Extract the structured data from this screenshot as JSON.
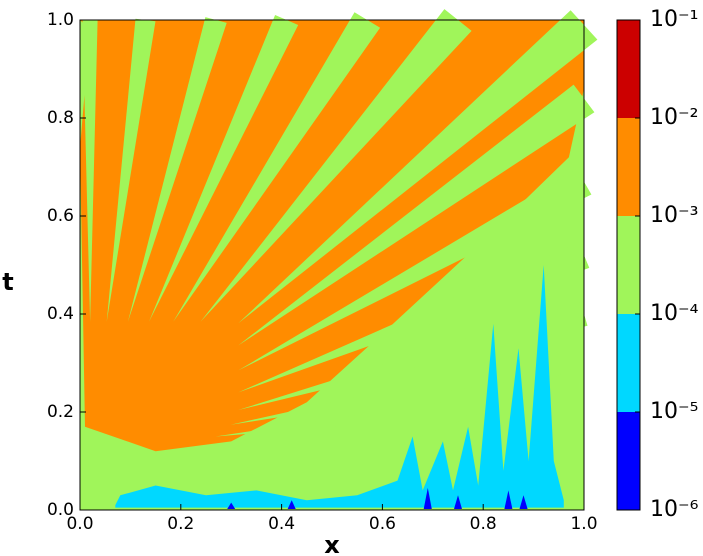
{
  "chart_data": {
    "type": "contour",
    "xlabel": "x",
    "ylabel": "t",
    "xlim": [
      0,
      1
    ],
    "ylim": [
      0,
      1
    ],
    "xticks": [
      {
        "value": 0,
        "label": "0.0"
      },
      {
        "value": 0.2,
        "label": "0.2"
      },
      {
        "value": 0.4,
        "label": "0.4"
      },
      {
        "value": 0.6,
        "label": "0.6"
      },
      {
        "value": 0.8,
        "label": "0.8"
      },
      {
        "value": 1,
        "label": "1.0"
      }
    ],
    "yticks": [
      {
        "value": 0,
        "label": "0.0"
      },
      {
        "value": 0.2,
        "label": "0.2"
      },
      {
        "value": 0.4,
        "label": "0.4"
      },
      {
        "value": 0.6,
        "label": "0.6"
      },
      {
        "value": 0.8,
        "label": "0.8"
      },
      {
        "value": 1,
        "label": "1.0"
      }
    ],
    "levels": [
      {
        "value": 1e-06,
        "label": "10⁻⁶"
      },
      {
        "value": 1e-05,
        "label": "10⁻⁵"
      },
      {
        "value": 0.0001,
        "label": "10⁻⁴"
      },
      {
        "value": 0.001,
        "label": "10⁻³"
      },
      {
        "value": 0.01,
        "label": "10⁻²"
      },
      {
        "value": 0.1,
        "label": "10⁻¹"
      }
    ],
    "colors": [
      "#0000ff",
      "#00d8ff",
      "#a0f55a",
      "#ff8c00",
      "#cc0000"
    ],
    "colorbar_log": true
  }
}
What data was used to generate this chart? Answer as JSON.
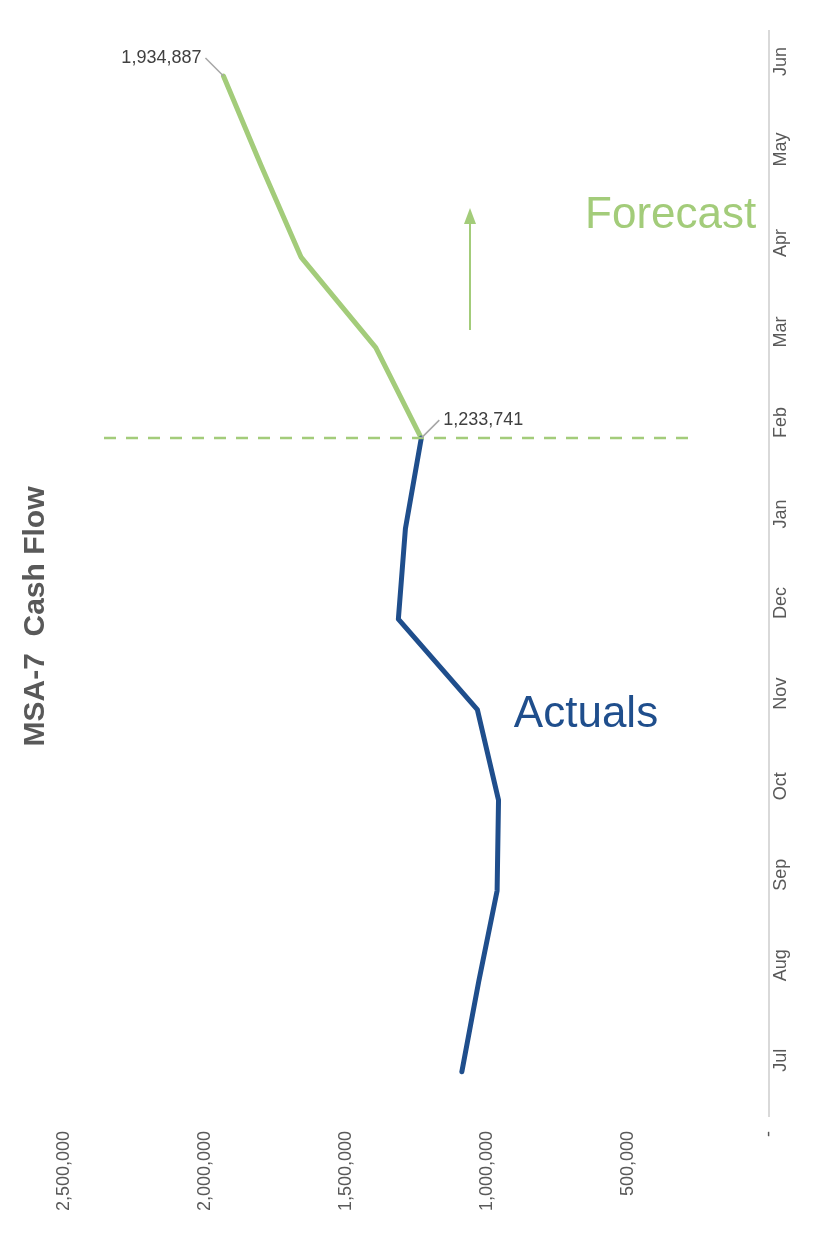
{
  "chart_data": {
    "type": "line",
    "orientation": "horizontal",
    "title": "MSA-7  Cash Flow",
    "categories": [
      "Jun",
      "May",
      "Apr",
      "Mar",
      "Feb",
      "Jan",
      "Dec",
      "Nov",
      "Oct",
      "Sep",
      "Aug",
      "Jul"
    ],
    "series": [
      {
        "name": "Actuals",
        "color": "#1f4e8c",
        "values": [
          null,
          null,
          null,
          null,
          1233741,
          1290000,
          1315000,
          1035000,
          960000,
          965000,
          1030000,
          1090000
        ]
      },
      {
        "name": "Forecast",
        "color": "#a3cc7a",
        "values": [
          1934887,
          1800000,
          1660000,
          1395000,
          1233741,
          null,
          null,
          null,
          null,
          null,
          null,
          null
        ],
        "value_labels": [
          "1,934,887",
          null,
          null,
          null,
          "1,233,741",
          null,
          null,
          null,
          null,
          null,
          null,
          null
        ]
      }
    ],
    "xlim": [
      2500000,
      0
    ],
    "xticks": [
      {
        "value": 0,
        "label": "-"
      },
      {
        "value": 500000,
        "label": "500,000"
      },
      {
        "value": 1000000,
        "label": "1,000,000"
      },
      {
        "value": 1500000,
        "label": "1,500,000"
      },
      {
        "value": 2000000,
        "label": "2,000,000"
      },
      {
        "value": 2500000,
        "label": "2,500,000"
      }
    ],
    "ref_lines": [
      {
        "axis": "y",
        "value": "Feb",
        "color": "#a3cc7a",
        "line_style": "dashed"
      }
    ],
    "grid": false,
    "legend": false,
    "marker": "none",
    "line_style": "solid"
  }
}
•••••
◆ EXERCISE:
Return all of the entries word for word, but omit the pictures.

◆ TASK RESULT:
Extract the structured data from this screenshot as JSON.
{
  "chart_data": {
    "type": "contour",
    "xlabel": "x",
    "ylabel": "t",
    "xlim": [
      0,
      1
    ],
    "ylim": [
      0,
      1
    ],
    "xticks": [
      {
        "value": 0,
        "label": "0.0"
      },
      {
        "value": 0.2,
        "label": "0.2"
      },
      {
        "value": 0.4,
        "label": "0.4"
      },
      {
        "value": 0.6,
        "label": "0.6"
      },
      {
        "value": 0.8,
        "label": "0.8"
      },
      {
        "value": 1,
        "label": "1.0"
      }
    ],
    "yticks": [
      {
        "value": 0,
        "label": "0.0"
      },
      {
        "value": 0.2,
        "label": "0.2"
      },
      {
        "value": 0.4,
        "label": "0.4"
      },
      {
        "value": 0.6,
        "label": "0.6"
      },
      {
        "value": 0.8,
        "label": "0.8"
      },
      {
        "value": 1,
        "label": "1.0"
      }
    ],
    "levels": [
      {
        "value": 1e-06,
        "label": "10⁻⁶"
      },
      {
        "value": 1e-05,
        "label": "10⁻⁵"
      },
      {
        "value": 0.0001,
        "label": "10⁻⁴"
      },
      {
        "value": 0.001,
        "label": "10⁻³"
      },
      {
        "value": 0.01,
        "label": "10⁻²"
      },
      {
        "value": 0.1,
        "label": "10⁻¹"
      }
    ],
    "colors": [
      "#0000ff",
      "#00d8ff",
      "#a0f55a",
      "#ff8c00",
      "#cc0000"
    ],
    "colorbar_log": true
  }
}
What data was used to generate this chart? Answer as JSON.
{
  "chart_data": {
    "type": "line",
    "orientation": "horizontal",
    "title": "MSA-7  Cash Flow",
    "categories": [
      "Jun",
      "May",
      "Apr",
      "Mar",
      "Feb",
      "Jan",
      "Dec",
      "Nov",
      "Oct",
      "Sep",
      "Aug",
      "Jul"
    ],
    "series": [
      {
        "name": "Actuals",
        "color": "#1f4e8c",
        "values": [
          null,
          null,
          null,
          null,
          1233741,
          1290000,
          1315000,
          1035000,
          960000,
          965000,
          1030000,
          1090000
        ]
      },
      {
        "name": "Forecast",
        "color": "#a3cc7a",
        "values": [
          1934887,
          1800000,
          1660000,
          1395000,
          1233741,
          null,
          null,
          null,
          null,
          null,
          null,
          null
        ],
        "value_labels": [
          "1,934,887",
          null,
          null,
          null,
          "1,233,741",
          null,
          null,
          null,
          null,
          null,
          null,
          null
        ]
      }
    ],
    "xlim": [
      2500000,
      0
    ],
    "xticks": [
      {
        "value": 0,
        "label": "-"
      },
      {
        "value": 500000,
        "label": "500,000"
      },
      {
        "value": 1000000,
        "label": "1,000,000"
      },
      {
        "value": 1500000,
        "label": "1,500,000"
      },
      {
        "value": 2000000,
        "label": "2,000,000"
      },
      {
        "value": 2500000,
        "label": "2,500,000"
      }
    ],
    "ref_lines": [
      {
        "axis": "y",
        "value": "Feb",
        "color": "#a3cc7a",
        "line_style": "dashed"
      }
    ],
    "grid": false,
    "legend": false,
    "marker": "none",
    "line_style": "solid"
  }
}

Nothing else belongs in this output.